Data supplied:

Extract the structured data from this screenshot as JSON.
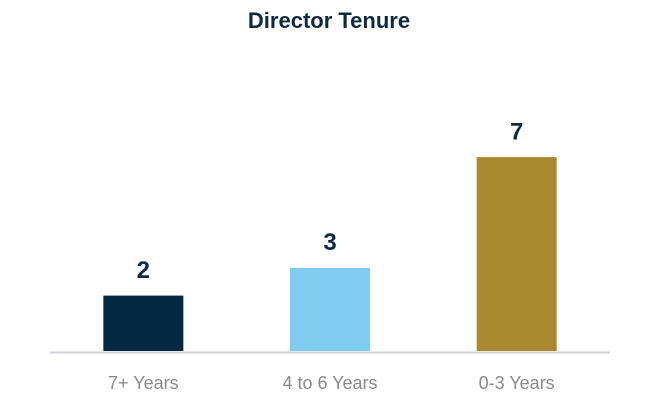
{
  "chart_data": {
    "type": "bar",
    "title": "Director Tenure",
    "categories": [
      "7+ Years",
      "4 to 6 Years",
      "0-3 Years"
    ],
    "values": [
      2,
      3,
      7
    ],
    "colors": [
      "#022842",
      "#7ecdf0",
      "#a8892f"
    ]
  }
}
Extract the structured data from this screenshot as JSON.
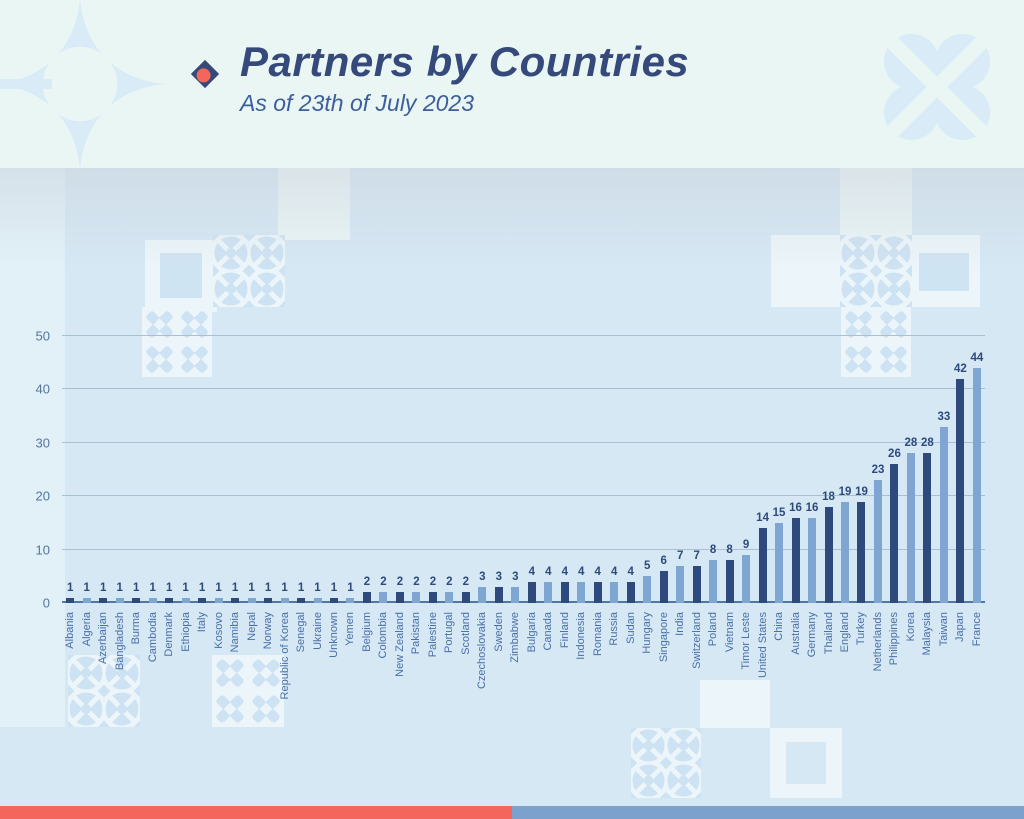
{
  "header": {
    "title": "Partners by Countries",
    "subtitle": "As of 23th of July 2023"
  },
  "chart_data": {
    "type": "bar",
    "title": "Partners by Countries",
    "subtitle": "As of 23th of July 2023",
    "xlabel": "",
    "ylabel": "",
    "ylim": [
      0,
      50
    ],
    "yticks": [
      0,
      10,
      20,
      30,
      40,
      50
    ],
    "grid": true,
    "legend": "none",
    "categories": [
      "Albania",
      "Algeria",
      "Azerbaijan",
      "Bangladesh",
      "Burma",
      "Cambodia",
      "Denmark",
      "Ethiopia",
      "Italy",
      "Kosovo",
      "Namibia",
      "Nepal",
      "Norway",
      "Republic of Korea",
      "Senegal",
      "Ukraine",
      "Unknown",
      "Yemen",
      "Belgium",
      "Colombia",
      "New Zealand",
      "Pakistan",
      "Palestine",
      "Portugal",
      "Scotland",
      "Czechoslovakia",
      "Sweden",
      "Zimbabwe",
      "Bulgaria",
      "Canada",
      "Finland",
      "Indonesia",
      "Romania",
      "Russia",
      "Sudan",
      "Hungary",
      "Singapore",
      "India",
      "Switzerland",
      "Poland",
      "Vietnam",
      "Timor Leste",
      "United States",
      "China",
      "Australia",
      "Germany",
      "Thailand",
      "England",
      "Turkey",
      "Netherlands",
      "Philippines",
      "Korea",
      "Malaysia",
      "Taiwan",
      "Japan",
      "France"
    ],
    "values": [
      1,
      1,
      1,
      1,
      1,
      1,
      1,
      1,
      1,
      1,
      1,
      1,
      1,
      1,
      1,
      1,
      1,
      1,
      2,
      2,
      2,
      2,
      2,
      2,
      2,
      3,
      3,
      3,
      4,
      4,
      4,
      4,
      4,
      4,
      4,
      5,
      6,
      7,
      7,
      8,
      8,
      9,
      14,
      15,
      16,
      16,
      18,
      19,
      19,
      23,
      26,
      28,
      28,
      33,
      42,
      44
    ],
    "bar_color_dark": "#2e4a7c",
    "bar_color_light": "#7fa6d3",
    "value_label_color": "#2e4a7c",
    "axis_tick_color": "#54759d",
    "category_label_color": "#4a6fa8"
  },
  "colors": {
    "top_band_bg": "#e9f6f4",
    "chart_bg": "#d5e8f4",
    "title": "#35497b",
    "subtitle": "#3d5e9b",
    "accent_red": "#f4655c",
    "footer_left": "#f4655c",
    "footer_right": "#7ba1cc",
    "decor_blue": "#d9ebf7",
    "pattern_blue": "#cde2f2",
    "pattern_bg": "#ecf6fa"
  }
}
---
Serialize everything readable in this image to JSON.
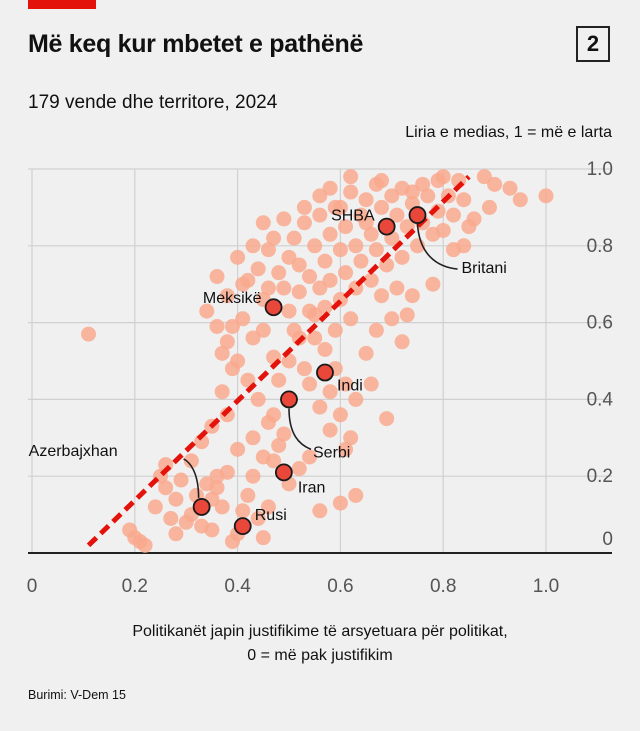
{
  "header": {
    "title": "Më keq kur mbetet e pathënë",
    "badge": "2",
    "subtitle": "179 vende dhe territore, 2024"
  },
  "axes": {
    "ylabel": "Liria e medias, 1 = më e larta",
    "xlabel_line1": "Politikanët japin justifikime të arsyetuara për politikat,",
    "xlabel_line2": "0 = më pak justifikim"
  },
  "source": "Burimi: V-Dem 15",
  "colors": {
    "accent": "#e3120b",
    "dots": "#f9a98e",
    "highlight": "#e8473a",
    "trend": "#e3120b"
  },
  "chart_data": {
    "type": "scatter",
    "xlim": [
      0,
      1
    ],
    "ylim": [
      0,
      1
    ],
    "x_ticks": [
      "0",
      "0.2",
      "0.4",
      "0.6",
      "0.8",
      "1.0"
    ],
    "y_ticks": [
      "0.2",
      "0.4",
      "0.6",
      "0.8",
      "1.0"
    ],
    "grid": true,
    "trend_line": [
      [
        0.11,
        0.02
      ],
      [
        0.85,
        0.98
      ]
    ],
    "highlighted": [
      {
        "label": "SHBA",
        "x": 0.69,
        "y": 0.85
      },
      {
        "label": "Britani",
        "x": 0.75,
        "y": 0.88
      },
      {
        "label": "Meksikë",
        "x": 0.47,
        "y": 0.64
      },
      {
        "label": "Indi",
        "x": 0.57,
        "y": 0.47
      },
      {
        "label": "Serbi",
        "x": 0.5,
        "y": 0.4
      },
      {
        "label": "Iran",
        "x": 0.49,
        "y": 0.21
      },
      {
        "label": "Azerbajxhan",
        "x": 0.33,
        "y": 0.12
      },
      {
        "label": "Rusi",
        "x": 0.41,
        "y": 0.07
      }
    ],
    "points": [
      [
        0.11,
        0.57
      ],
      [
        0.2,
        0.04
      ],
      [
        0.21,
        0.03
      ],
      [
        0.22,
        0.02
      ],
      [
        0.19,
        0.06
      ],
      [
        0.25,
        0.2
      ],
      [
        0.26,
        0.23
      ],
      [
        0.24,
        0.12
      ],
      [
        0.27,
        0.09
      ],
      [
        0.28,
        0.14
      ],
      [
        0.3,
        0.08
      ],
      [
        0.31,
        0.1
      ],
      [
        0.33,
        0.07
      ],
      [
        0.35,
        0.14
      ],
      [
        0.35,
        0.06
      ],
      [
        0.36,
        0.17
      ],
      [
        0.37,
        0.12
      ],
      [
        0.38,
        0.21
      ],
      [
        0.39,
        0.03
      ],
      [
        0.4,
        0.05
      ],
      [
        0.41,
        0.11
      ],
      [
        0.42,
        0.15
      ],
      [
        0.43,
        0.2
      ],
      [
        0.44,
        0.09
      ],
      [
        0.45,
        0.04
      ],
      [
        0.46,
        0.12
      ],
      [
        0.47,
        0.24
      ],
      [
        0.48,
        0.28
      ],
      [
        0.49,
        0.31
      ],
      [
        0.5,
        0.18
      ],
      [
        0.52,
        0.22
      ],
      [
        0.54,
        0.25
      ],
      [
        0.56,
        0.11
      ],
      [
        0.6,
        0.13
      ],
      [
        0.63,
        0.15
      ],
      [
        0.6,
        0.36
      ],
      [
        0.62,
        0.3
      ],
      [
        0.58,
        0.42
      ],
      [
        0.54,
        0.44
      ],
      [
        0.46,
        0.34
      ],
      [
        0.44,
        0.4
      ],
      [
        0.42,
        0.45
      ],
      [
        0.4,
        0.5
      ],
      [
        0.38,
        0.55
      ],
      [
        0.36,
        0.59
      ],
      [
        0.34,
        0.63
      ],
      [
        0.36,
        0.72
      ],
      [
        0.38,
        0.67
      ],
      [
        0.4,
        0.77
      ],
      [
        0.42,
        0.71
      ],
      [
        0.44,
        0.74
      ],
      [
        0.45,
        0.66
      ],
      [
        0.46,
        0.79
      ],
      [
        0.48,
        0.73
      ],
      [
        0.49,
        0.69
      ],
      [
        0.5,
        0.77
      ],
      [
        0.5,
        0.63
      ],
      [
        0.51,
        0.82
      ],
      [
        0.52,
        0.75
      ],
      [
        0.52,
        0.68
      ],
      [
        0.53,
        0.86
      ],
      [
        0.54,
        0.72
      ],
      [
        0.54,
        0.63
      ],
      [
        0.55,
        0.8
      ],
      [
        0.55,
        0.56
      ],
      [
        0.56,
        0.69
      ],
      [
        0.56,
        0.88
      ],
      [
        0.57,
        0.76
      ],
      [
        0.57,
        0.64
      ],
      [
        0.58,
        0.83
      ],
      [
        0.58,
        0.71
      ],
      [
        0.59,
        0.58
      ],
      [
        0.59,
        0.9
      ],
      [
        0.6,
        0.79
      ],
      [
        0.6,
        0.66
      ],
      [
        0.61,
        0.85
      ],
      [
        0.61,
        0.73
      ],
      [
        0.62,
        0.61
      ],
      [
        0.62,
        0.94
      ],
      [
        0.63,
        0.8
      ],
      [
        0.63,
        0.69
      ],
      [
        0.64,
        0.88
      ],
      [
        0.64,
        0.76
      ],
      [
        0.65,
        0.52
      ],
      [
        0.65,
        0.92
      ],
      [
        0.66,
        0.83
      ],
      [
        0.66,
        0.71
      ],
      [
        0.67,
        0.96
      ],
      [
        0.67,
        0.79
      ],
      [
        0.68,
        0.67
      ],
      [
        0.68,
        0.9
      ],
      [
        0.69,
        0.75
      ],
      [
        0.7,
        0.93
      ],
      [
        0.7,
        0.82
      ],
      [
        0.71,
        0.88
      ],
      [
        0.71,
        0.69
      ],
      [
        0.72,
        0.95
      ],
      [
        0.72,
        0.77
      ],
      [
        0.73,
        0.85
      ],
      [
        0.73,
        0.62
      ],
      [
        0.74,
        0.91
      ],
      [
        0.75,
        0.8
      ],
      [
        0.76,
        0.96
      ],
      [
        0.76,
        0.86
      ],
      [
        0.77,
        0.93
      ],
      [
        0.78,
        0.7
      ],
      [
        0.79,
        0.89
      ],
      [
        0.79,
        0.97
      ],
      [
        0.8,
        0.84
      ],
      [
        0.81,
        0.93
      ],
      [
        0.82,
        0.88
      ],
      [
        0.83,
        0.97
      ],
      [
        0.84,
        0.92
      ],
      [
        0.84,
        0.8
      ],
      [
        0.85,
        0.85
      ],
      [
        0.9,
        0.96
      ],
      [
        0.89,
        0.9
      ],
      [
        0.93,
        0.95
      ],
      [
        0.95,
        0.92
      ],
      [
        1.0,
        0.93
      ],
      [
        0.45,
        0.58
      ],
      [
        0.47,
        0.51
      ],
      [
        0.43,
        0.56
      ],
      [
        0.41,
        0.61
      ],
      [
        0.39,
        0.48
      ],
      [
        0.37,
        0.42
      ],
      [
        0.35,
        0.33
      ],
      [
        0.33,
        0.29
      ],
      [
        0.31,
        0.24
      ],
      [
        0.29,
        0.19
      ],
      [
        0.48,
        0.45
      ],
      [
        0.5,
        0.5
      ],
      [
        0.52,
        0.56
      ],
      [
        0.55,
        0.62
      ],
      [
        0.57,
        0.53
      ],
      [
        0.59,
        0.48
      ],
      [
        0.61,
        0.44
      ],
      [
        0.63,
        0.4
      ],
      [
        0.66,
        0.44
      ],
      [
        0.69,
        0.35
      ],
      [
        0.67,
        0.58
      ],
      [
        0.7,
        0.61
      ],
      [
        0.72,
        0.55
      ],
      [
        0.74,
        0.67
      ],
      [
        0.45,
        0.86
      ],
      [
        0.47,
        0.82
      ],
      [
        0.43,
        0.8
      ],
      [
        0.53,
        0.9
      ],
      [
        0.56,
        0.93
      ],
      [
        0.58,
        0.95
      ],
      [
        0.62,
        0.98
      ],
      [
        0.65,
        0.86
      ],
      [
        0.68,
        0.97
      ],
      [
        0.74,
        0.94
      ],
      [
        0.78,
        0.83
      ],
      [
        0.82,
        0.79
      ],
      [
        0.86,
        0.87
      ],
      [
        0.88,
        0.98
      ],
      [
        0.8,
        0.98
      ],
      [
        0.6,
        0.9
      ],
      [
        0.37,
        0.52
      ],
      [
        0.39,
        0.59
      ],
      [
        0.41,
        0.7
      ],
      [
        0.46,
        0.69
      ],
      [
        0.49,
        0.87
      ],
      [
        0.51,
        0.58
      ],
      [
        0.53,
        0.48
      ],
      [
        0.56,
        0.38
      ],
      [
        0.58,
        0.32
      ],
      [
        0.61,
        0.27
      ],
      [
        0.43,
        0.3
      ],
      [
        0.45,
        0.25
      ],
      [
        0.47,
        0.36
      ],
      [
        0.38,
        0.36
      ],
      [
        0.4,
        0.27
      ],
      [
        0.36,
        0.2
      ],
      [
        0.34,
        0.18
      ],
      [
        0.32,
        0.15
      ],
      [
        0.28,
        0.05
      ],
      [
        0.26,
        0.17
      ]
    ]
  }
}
...
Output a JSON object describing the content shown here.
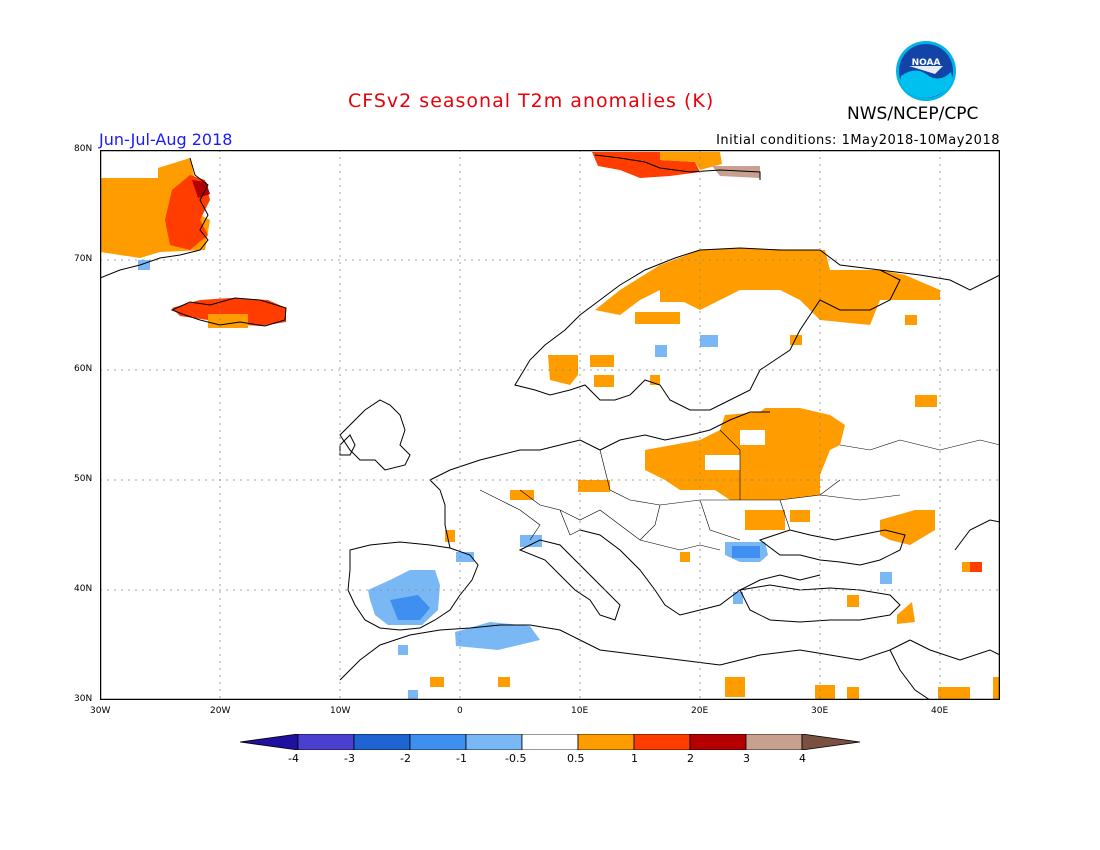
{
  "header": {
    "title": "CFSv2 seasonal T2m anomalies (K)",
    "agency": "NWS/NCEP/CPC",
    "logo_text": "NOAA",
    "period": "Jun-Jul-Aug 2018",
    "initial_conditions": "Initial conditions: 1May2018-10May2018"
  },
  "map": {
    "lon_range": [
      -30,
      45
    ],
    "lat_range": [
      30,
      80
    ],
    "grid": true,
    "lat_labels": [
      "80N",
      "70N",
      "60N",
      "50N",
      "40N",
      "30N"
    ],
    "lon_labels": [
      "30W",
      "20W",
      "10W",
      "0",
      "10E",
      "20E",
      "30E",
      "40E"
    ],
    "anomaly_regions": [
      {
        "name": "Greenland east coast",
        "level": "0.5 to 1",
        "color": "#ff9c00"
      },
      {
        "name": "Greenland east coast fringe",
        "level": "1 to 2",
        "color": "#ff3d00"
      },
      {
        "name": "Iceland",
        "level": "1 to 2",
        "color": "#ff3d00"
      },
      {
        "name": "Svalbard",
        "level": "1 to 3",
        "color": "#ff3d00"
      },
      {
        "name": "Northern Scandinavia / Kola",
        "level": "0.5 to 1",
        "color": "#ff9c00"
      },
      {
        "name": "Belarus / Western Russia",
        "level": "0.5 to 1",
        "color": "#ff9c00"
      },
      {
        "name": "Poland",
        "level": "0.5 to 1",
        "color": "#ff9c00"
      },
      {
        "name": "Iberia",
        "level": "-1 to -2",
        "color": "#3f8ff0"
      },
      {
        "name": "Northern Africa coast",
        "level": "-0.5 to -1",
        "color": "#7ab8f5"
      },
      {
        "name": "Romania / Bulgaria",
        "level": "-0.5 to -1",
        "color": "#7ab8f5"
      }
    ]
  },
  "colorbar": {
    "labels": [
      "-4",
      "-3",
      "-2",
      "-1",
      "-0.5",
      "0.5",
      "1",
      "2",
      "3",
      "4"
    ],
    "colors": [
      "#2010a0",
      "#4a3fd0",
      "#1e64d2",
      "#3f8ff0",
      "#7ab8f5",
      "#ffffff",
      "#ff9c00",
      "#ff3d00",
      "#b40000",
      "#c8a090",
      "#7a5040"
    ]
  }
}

Aim of the task:
Find all lines where the word "July" appears. Copy them.

Output for this task:
    "subtitle": "As of 23th of July 2023"
    "subtitle": "As of 23th of July 2023",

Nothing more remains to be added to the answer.